Task description: Find and copy every line in the records that includes the string "bacon".

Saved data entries
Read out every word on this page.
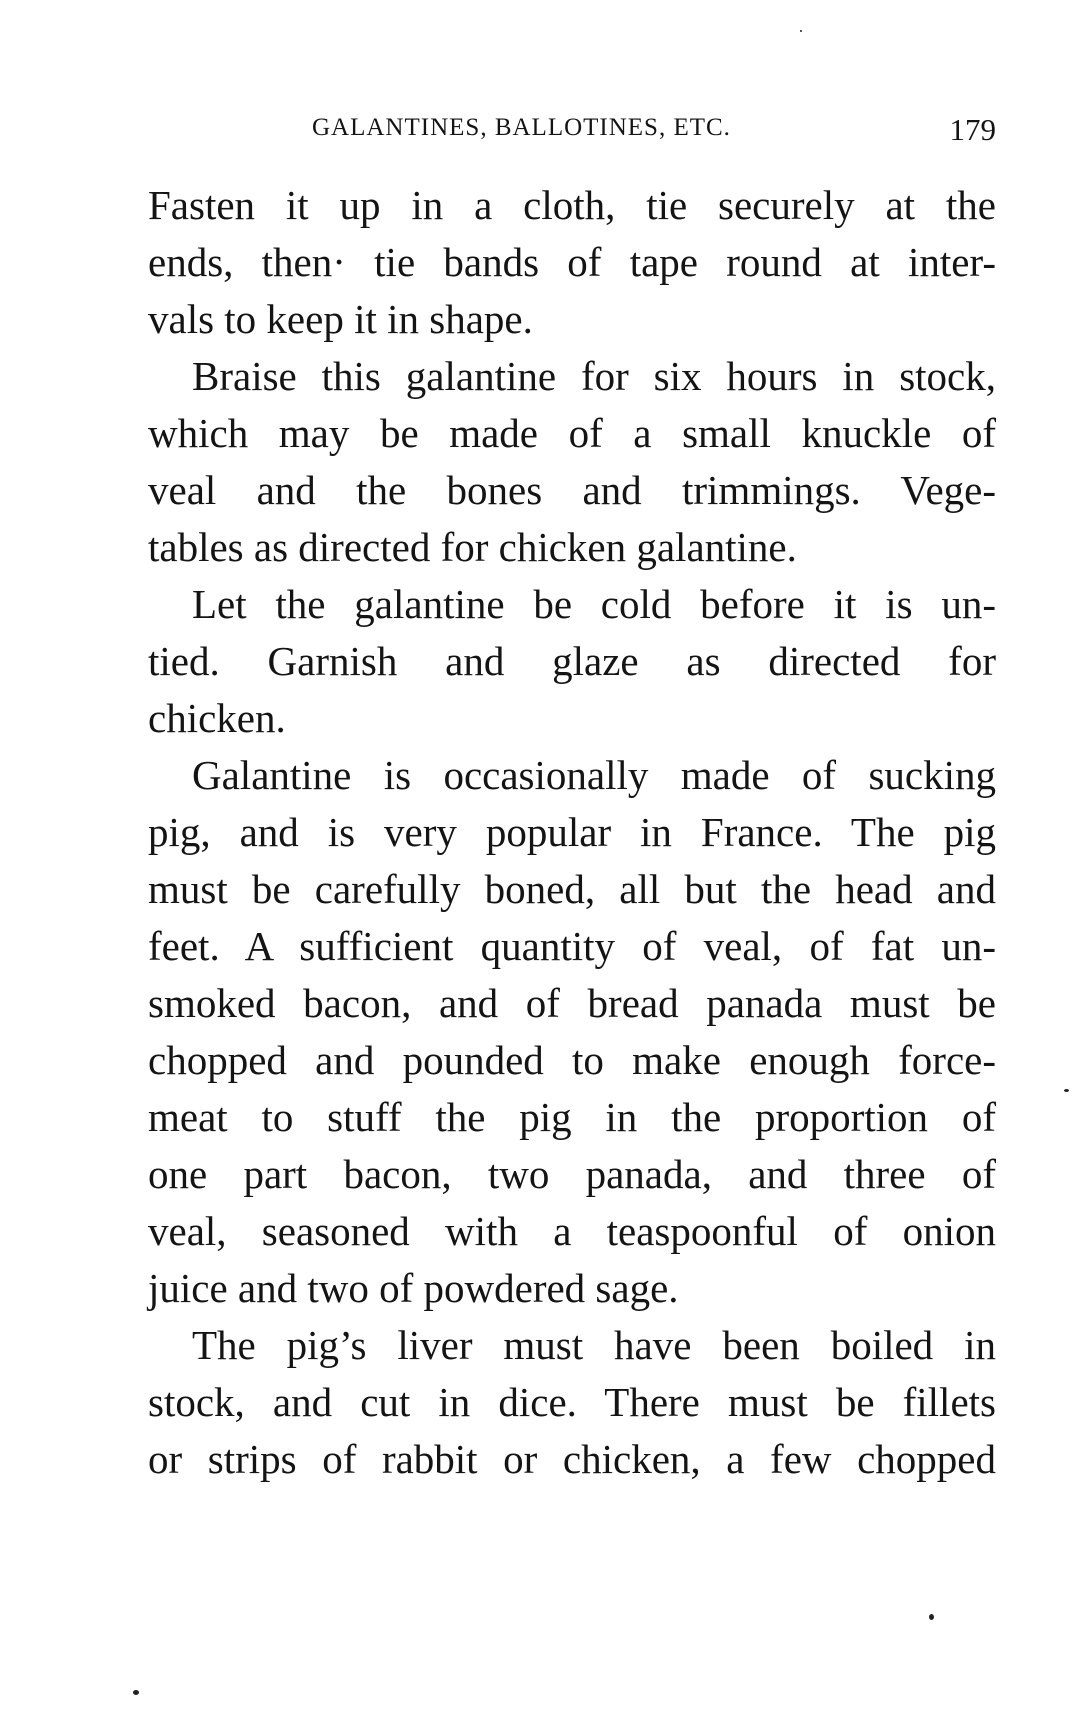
GALANTINES, BALLOTINES, ETC.	179
Fasten it up in a cloth, tie securely at the
ends, then· tie bands of tape round at inter-
vals to keep it in shape.
Braise this galantine for six hours in stock,
which may be made of a small knuckle of
veal and the bones and trimmings. Vege-
tables as directed for chicken galantine.
Let the galantine be cold before it is un-
tied. Garnish and glaze as directed for
chicken.
Galantine is occasionally made of sucking
pig, and is very popular in France. The pig
must be carefully boned, all but the head and
feet. A sufficient quantity of veal, of fat un-
smoked bacon, and of bread panada must be
chopped and pounded to make enough force-
meat to stuff the pig in the proportion of
one part bacon, two panada, and three of
veal, seasoned with a teaspoonful of onion
juice and two of powdered sage.
The pig’s liver must have been boiled in
stock, and cut in dice. There must be fillets
or strips of rabbit or chicken, a few chopped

Answer:
smoked bacon, and of bread panada must be
one part bacon, two panada, and three of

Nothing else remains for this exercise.